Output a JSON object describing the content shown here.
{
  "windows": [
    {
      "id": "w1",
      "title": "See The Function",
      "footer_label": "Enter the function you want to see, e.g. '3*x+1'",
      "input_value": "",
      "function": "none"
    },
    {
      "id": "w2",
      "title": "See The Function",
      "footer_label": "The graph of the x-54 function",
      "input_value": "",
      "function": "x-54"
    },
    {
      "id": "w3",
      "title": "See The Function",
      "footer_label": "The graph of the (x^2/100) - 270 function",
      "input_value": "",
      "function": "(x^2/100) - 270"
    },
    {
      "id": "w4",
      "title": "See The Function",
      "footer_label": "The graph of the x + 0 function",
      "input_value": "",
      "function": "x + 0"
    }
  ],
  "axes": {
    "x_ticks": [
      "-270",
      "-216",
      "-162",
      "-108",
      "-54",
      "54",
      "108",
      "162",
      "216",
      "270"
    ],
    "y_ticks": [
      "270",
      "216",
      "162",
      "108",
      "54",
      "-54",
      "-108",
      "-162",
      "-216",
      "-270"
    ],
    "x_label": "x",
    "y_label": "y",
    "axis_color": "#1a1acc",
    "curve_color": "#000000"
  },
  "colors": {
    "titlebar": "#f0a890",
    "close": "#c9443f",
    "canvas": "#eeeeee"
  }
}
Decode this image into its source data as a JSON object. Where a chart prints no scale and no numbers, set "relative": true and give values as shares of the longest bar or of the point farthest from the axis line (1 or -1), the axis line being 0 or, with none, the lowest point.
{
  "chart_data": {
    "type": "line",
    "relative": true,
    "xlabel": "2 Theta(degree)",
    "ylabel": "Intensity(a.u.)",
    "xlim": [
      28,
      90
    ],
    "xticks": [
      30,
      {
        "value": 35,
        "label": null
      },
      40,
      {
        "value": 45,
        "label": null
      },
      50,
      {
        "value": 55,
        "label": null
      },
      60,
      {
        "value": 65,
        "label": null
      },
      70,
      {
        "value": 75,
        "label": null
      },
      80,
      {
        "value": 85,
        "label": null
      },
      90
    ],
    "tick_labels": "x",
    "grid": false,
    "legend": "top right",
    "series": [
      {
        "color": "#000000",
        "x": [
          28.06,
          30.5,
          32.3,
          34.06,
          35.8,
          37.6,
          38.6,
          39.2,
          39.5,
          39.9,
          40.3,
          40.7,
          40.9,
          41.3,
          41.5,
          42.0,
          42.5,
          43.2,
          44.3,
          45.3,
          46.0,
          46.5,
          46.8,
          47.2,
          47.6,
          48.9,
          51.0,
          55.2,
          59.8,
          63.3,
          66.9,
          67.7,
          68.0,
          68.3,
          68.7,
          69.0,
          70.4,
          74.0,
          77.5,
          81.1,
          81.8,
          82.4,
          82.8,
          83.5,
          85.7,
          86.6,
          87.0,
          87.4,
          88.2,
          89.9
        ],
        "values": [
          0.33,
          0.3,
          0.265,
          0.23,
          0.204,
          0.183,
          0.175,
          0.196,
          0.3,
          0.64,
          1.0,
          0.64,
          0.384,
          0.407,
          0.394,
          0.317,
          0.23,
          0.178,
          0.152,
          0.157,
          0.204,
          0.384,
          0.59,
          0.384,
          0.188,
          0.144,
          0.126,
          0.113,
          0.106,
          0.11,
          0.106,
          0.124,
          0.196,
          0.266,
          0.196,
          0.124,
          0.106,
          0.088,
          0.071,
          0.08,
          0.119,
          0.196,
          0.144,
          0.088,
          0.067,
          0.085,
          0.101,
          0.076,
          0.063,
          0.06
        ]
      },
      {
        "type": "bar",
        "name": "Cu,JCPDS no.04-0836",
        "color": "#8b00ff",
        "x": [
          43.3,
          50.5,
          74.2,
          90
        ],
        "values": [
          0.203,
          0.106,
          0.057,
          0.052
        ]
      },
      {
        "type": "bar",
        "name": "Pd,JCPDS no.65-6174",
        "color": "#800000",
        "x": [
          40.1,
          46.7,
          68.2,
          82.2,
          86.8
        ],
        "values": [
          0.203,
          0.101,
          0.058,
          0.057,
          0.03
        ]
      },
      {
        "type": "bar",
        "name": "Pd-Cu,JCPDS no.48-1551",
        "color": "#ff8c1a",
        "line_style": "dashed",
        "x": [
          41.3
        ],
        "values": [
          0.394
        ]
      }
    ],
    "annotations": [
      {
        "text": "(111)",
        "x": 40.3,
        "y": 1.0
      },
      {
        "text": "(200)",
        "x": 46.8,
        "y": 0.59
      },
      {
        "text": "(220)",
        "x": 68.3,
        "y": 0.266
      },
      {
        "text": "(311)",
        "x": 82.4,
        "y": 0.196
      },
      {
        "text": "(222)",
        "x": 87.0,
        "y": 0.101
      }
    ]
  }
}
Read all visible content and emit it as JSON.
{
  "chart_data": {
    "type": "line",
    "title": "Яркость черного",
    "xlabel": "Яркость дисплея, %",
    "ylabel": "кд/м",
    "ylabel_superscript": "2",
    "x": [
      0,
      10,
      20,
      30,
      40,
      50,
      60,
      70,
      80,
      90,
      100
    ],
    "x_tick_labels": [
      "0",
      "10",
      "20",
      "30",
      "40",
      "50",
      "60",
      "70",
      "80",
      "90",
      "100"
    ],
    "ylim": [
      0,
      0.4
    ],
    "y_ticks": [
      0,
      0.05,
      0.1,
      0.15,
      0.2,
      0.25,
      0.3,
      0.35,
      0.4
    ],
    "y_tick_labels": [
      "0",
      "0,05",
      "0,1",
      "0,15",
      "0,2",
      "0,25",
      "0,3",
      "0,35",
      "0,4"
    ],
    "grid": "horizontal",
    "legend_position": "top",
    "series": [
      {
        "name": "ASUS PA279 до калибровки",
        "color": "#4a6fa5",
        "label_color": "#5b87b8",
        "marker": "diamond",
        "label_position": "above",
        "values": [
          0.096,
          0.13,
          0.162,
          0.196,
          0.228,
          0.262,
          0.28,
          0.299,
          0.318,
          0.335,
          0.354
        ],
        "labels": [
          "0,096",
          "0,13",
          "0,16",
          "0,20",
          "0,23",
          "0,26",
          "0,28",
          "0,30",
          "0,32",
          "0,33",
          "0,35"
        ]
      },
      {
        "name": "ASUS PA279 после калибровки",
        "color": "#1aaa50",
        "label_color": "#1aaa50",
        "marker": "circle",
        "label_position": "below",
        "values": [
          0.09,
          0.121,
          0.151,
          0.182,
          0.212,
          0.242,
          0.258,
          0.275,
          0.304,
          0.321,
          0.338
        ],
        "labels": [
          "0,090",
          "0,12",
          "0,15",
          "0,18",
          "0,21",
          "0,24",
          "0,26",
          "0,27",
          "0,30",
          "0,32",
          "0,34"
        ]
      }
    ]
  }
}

WHAT YOU SHOULD DO.
Scan the material above for the string "JSON" and report each line where you find it.

EXERCISE OUTPUT.
Output a JSON object describing the content shown here.
Decode this image into its source data as a JSON object. Where a chart prints no scale and no numbers, set "relative": true and give values as shares of the longest bar or of the point farthest from the axis line (1 or -1), the axis line being 0 or, with none, the lowest point.
Read all visible content and emit it as JSON.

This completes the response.